* [Task to carry out]:
Transcribe the listing verbatim. Do not carry over any pictures.

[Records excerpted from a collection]

— START —

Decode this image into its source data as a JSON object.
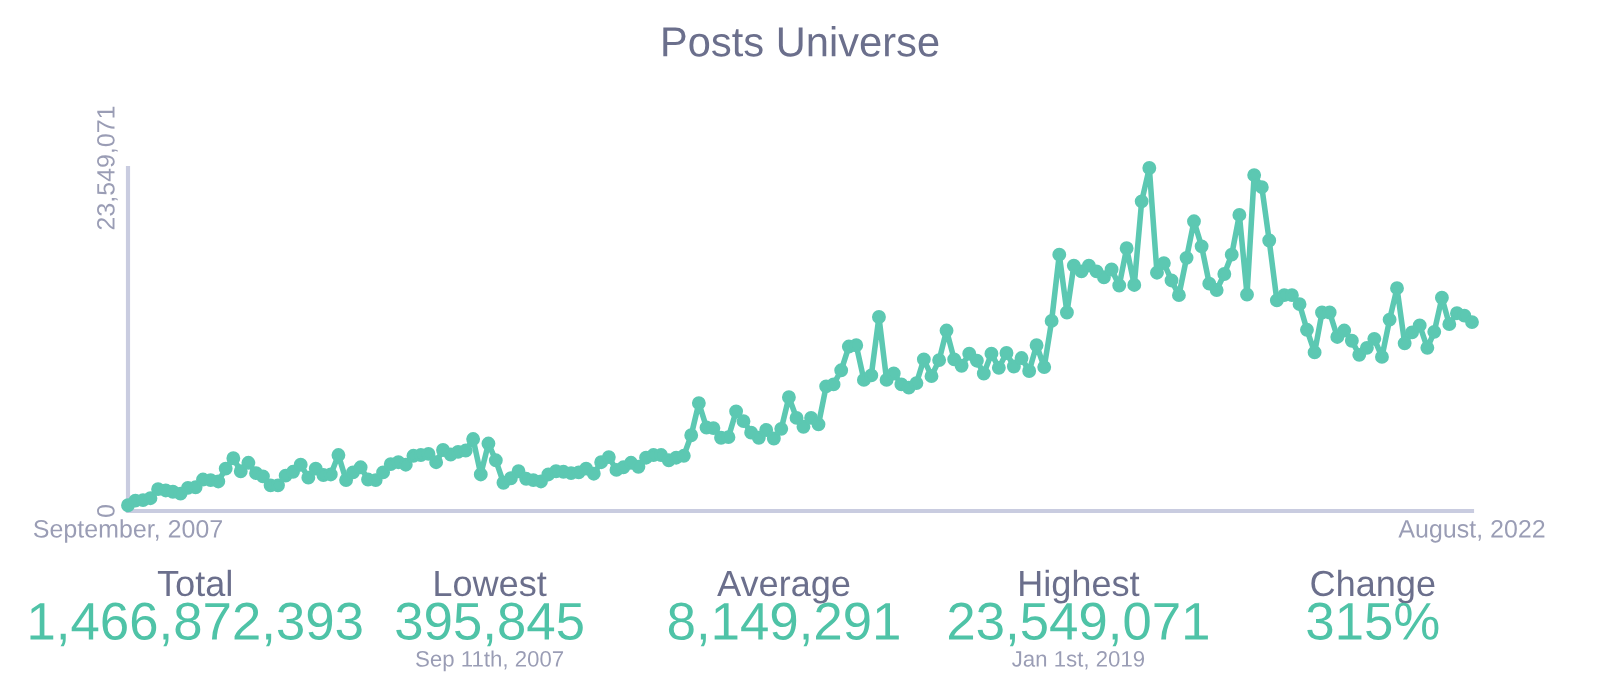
{
  "chart_data": [
    {
      "type": "line",
      "title": "Posts Universe",
      "x": [
        "2007-09",
        "2007-10",
        "2007-11",
        "2007-12",
        "2008-01",
        "2008-02",
        "2008-03",
        "2008-04",
        "2008-05",
        "2008-06",
        "2008-07",
        "2008-08",
        "2008-09",
        "2008-10",
        "2008-11",
        "2008-12",
        "2009-01",
        "2009-02",
        "2009-03",
        "2009-04",
        "2009-05",
        "2009-06",
        "2009-07",
        "2009-08",
        "2009-09",
        "2009-10",
        "2009-11",
        "2009-12",
        "2010-01",
        "2010-02",
        "2010-03",
        "2010-04",
        "2010-05",
        "2010-06",
        "2010-07",
        "2010-08",
        "2010-09",
        "2010-10",
        "2010-11",
        "2010-12",
        "2011-01",
        "2011-02",
        "2011-03",
        "2011-04",
        "2011-05",
        "2011-06",
        "2011-07",
        "2011-08",
        "2011-09",
        "2011-10",
        "2011-11",
        "2011-12",
        "2012-01",
        "2012-02",
        "2012-03",
        "2012-04",
        "2012-05",
        "2012-06",
        "2012-07",
        "2012-08",
        "2012-09",
        "2012-10",
        "2012-11",
        "2012-12",
        "2013-01",
        "2013-02",
        "2013-03",
        "2013-04",
        "2013-05",
        "2013-06",
        "2013-07",
        "2013-08",
        "2013-09",
        "2013-10",
        "2013-11",
        "2013-12",
        "2014-01",
        "2014-02",
        "2014-03",
        "2014-04",
        "2014-05",
        "2014-06",
        "2014-07",
        "2014-08",
        "2014-09",
        "2014-10",
        "2014-11",
        "2014-12",
        "2015-01",
        "2015-02",
        "2015-03",
        "2015-04",
        "2015-05",
        "2015-06",
        "2015-07",
        "2015-08",
        "2015-09",
        "2015-10",
        "2015-11",
        "2015-12",
        "2016-01",
        "2016-02",
        "2016-03",
        "2016-04",
        "2016-05",
        "2016-06",
        "2016-07",
        "2016-08",
        "2016-09",
        "2016-10",
        "2016-11",
        "2016-12",
        "2017-01",
        "2017-02",
        "2017-03",
        "2017-04",
        "2017-05",
        "2017-06",
        "2017-07",
        "2017-08",
        "2017-09",
        "2017-10",
        "2017-11",
        "2017-12",
        "2018-01",
        "2018-02",
        "2018-03",
        "2018-04",
        "2018-05",
        "2018-06",
        "2018-07",
        "2018-08",
        "2018-09",
        "2018-10",
        "2018-11",
        "2018-12",
        "2019-01",
        "2019-02",
        "2019-03",
        "2019-04",
        "2019-05",
        "2019-06",
        "2019-07",
        "2019-08",
        "2019-09",
        "2019-10",
        "2019-11",
        "2019-12",
        "2020-01",
        "2020-02",
        "2020-03",
        "2020-04",
        "2020-05",
        "2020-06",
        "2020-07",
        "2020-08",
        "2020-09",
        "2020-10",
        "2020-11",
        "2020-12",
        "2021-01",
        "2021-02",
        "2021-03",
        "2021-04",
        "2021-05",
        "2021-06",
        "2021-07",
        "2021-08",
        "2021-09",
        "2021-10",
        "2021-11",
        "2021-12",
        "2022-01",
        "2022-02",
        "2022-03",
        "2022-04",
        "2022-05",
        "2022-06",
        "2022-07",
        "2022-08"
      ],
      "series": [
        {
          "color": "#5cc8b2",
          "values": [
            395845,
            710000,
            750000,
            880000,
            1500000,
            1410000,
            1320000,
            1190000,
            1590000,
            1630000,
            2160000,
            2120000,
            2030000,
            2910000,
            3620000,
            2730000,
            3310000,
            2600000,
            2380000,
            1760000,
            1760000,
            2430000,
            2690000,
            3180000,
            2290000,
            2910000,
            2470000,
            2510000,
            3840000,
            2120000,
            2650000,
            3000000,
            2160000,
            2120000,
            2650000,
            3220000,
            3350000,
            3180000,
            3790000,
            3840000,
            3920000,
            3350000,
            4190000,
            3880000,
            4060000,
            4150000,
            4940000,
            2510000,
            4630000,
            3480000,
            1940000,
            2250000,
            2730000,
            2210000,
            2120000,
            2030000,
            2510000,
            2730000,
            2690000,
            2600000,
            2650000,
            2910000,
            2560000,
            3350000,
            3700000,
            2820000,
            3000000,
            3310000,
            3040000,
            3660000,
            3840000,
            3840000,
            3480000,
            3660000,
            3790000,
            5200000,
            7410000,
            5730000,
            5690000,
            5030000,
            5070000,
            6840000,
            6170000,
            5380000,
            5030000,
            5560000,
            4980000,
            5640000,
            7810000,
            6390000,
            5780000,
            6390000,
            5950000,
            8560000,
            8690000,
            9660000,
            11290000,
            11380000,
            9000000,
            9310000,
            13320000,
            9000000,
            9440000,
            8690000,
            8470000,
            8780000,
            10410000,
            9260000,
            10360000,
            12390000,
            10410000,
            9970000,
            10800000,
            10320000,
            9440000,
            10800000,
            9830000,
            10850000,
            9920000,
            10500000,
            9610000,
            11380000,
            9880000,
            13050000,
            17600000,
            13630000,
            16850000,
            16450000,
            16850000,
            16450000,
            16050000,
            16580000,
            15480000,
            18040000,
            15520000,
            21260000,
            23549071,
            16360000,
            17020000,
            15830000,
            14820000,
            17380000,
            19890000,
            18170000,
            15610000,
            15170000,
            16270000,
            17600000,
            20330000,
            14860000,
            23060000,
            22230000,
            18570000,
            14460000,
            14820000,
            14820000,
            14200000,
            12440000,
            10890000,
            13630000,
            13630000,
            11950000,
            12390000,
            11690000,
            10720000,
            11200000,
            11820000,
            10580000,
            13140000,
            15300000,
            11510000,
            12260000,
            12740000,
            11200000,
            12300000,
            14640000,
            12830000,
            13580000,
            13410000,
            12970000
          ]
        }
      ],
      "xlim": [
        "2007-09",
        "2022-08"
      ],
      "xticks": [
        {
          "value": "2007-09",
          "label": "September, 2007"
        },
        {
          "value": "2022-08",
          "label": "August, 2022"
        }
      ],
      "ylim": [
        0,
        23549071
      ],
      "yticks": [
        0,
        {
          "value": 23549071,
          "label": "23,549,071"
        }
      ],
      "marker": "circle",
      "line_style": "solid",
      "grid": false
    },
    {
      "type": "other",
      "categories": [
        "Total",
        "Lowest",
        "Average",
        "Highest",
        "Change"
      ],
      "value_labels": [
        "1,466,872,393",
        "395,845",
        "8,149,291",
        "23,549,071",
        "315%"
      ],
      "color": "#4fc3a7",
      "annotations": [
        {
          "text": "Sep 11th, 2007",
          "x": "Lowest"
        },
        {
          "text": "Jan 1st, 2019",
          "x": "Highest"
        }
      ]
    }
  ]
}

— END —

* [Answer to this problem]:
Decode this image into its source data as a JSON object.
{
  "chart_data": [
    {
      "type": "line",
      "title": "Posts Universe",
      "x": [
        "2007-09",
        "2007-10",
        "2007-11",
        "2007-12",
        "2008-01",
        "2008-02",
        "2008-03",
        "2008-04",
        "2008-05",
        "2008-06",
        "2008-07",
        "2008-08",
        "2008-09",
        "2008-10",
        "2008-11",
        "2008-12",
        "2009-01",
        "2009-02",
        "2009-03",
        "2009-04",
        "2009-05",
        "2009-06",
        "2009-07",
        "2009-08",
        "2009-09",
        "2009-10",
        "2009-11",
        "2009-12",
        "2010-01",
        "2010-02",
        "2010-03",
        "2010-04",
        "2010-05",
        "2010-06",
        "2010-07",
        "2010-08",
        "2010-09",
        "2010-10",
        "2010-11",
        "2010-12",
        "2011-01",
        "2011-02",
        "2011-03",
        "2011-04",
        "2011-05",
        "2011-06",
        "2011-07",
        "2011-08",
        "2011-09",
        "2011-10",
        "2011-11",
        "2011-12",
        "2012-01",
        "2012-02",
        "2012-03",
        "2012-04",
        "2012-05",
        "2012-06",
        "2012-07",
        "2012-08",
        "2012-09",
        "2012-10",
        "2012-11",
        "2012-12",
        "2013-01",
        "2013-02",
        "2013-03",
        "2013-04",
        "2013-05",
        "2013-06",
        "2013-07",
        "2013-08",
        "2013-09",
        "2013-10",
        "2013-11",
        "2013-12",
        "2014-01",
        "2014-02",
        "2014-03",
        "2014-04",
        "2014-05",
        "2014-06",
        "2014-07",
        "2014-08",
        "2014-09",
        "2014-10",
        "2014-11",
        "2014-12",
        "2015-01",
        "2015-02",
        "2015-03",
        "2015-04",
        "2015-05",
        "2015-06",
        "2015-07",
        "2015-08",
        "2015-09",
        "2015-10",
        "2015-11",
        "2015-12",
        "2016-01",
        "2016-02",
        "2016-03",
        "2016-04",
        "2016-05",
        "2016-06",
        "2016-07",
        "2016-08",
        "2016-09",
        "2016-10",
        "2016-11",
        "2016-12",
        "2017-01",
        "2017-02",
        "2017-03",
        "2017-04",
        "2017-05",
        "2017-06",
        "2017-07",
        "2017-08",
        "2017-09",
        "2017-10",
        "2017-11",
        "2017-12",
        "2018-01",
        "2018-02",
        "2018-03",
        "2018-04",
        "2018-05",
        "2018-06",
        "2018-07",
        "2018-08",
        "2018-09",
        "2018-10",
        "2018-11",
        "2018-12",
        "2019-01",
        "2019-02",
        "2019-03",
        "2019-04",
        "2019-05",
        "2019-06",
        "2019-07",
        "2019-08",
        "2019-09",
        "2019-10",
        "2019-11",
        "2019-12",
        "2020-01",
        "2020-02",
        "2020-03",
        "2020-04",
        "2020-05",
        "2020-06",
        "2020-07",
        "2020-08",
        "2020-09",
        "2020-10",
        "2020-11",
        "2020-12",
        "2021-01",
        "2021-02",
        "2021-03",
        "2021-04",
        "2021-05",
        "2021-06",
        "2021-07",
        "2021-08",
        "2021-09",
        "2021-10",
        "2021-11",
        "2021-12",
        "2022-01",
        "2022-02",
        "2022-03",
        "2022-04",
        "2022-05",
        "2022-06",
        "2022-07",
        "2022-08"
      ],
      "series": [
        {
          "color": "#5cc8b2",
          "values": [
            395845,
            710000,
            750000,
            880000,
            1500000,
            1410000,
            1320000,
            1190000,
            1590000,
            1630000,
            2160000,
            2120000,
            2030000,
            2910000,
            3620000,
            2730000,
            3310000,
            2600000,
            2380000,
            1760000,
            1760000,
            2430000,
            2690000,
            3180000,
            2290000,
            2910000,
            2470000,
            2510000,
            3840000,
            2120000,
            2650000,
            3000000,
            2160000,
            2120000,
            2650000,
            3220000,
            3350000,
            3180000,
            3790000,
            3840000,
            3920000,
            3350000,
            4190000,
            3880000,
            4060000,
            4150000,
            4940000,
            2510000,
            4630000,
            3480000,
            1940000,
            2250000,
            2730000,
            2210000,
            2120000,
            2030000,
            2510000,
            2730000,
            2690000,
            2600000,
            2650000,
            2910000,
            2560000,
            3350000,
            3700000,
            2820000,
            3000000,
            3310000,
            3040000,
            3660000,
            3840000,
            3840000,
            3480000,
            3660000,
            3790000,
            5200000,
            7410000,
            5730000,
            5690000,
            5030000,
            5070000,
            6840000,
            6170000,
            5380000,
            5030000,
            5560000,
            4980000,
            5640000,
            7810000,
            6390000,
            5780000,
            6390000,
            5950000,
            8560000,
            8690000,
            9660000,
            11290000,
            11380000,
            9000000,
            9310000,
            13320000,
            9000000,
            9440000,
            8690000,
            8470000,
            8780000,
            10410000,
            9260000,
            10360000,
            12390000,
            10410000,
            9970000,
            10800000,
            10320000,
            9440000,
            10800000,
            9830000,
            10850000,
            9920000,
            10500000,
            9610000,
            11380000,
            9880000,
            13050000,
            17600000,
            13630000,
            16850000,
            16450000,
            16850000,
            16450000,
            16050000,
            16580000,
            15480000,
            18040000,
            15520000,
            21260000,
            23549071,
            16360000,
            17020000,
            15830000,
            14820000,
            17380000,
            19890000,
            18170000,
            15610000,
            15170000,
            16270000,
            17600000,
            20330000,
            14860000,
            23060000,
            22230000,
            18570000,
            14460000,
            14820000,
            14820000,
            14200000,
            12440000,
            10890000,
            13630000,
            13630000,
            11950000,
            12390000,
            11690000,
            10720000,
            11200000,
            11820000,
            10580000,
            13140000,
            15300000,
            11510000,
            12260000,
            12740000,
            11200000,
            12300000,
            14640000,
            12830000,
            13580000,
            13410000,
            12970000
          ]
        }
      ],
      "xlim": [
        "2007-09",
        "2022-08"
      ],
      "xticks": [
        {
          "value": "2007-09",
          "label": "September, 2007"
        },
        {
          "value": "2022-08",
          "label": "August, 2022"
        }
      ],
      "ylim": [
        0,
        23549071
      ],
      "yticks": [
        0,
        {
          "value": 23549071,
          "label": "23,549,071"
        }
      ],
      "marker": "circle",
      "line_style": "solid",
      "grid": false
    },
    {
      "type": "other",
      "categories": [
        "Total",
        "Lowest",
        "Average",
        "Highest",
        "Change"
      ],
      "value_labels": [
        "1,466,872,393",
        "395,845",
        "8,149,291",
        "23,549,071",
        "315%"
      ],
      "color": "#4fc3a7",
      "annotations": [
        {
          "text": "Sep 11th, 2007",
          "x": "Lowest"
        },
        {
          "text": "Jan 1st, 2019",
          "x": "Highest"
        }
      ]
    }
  ]
}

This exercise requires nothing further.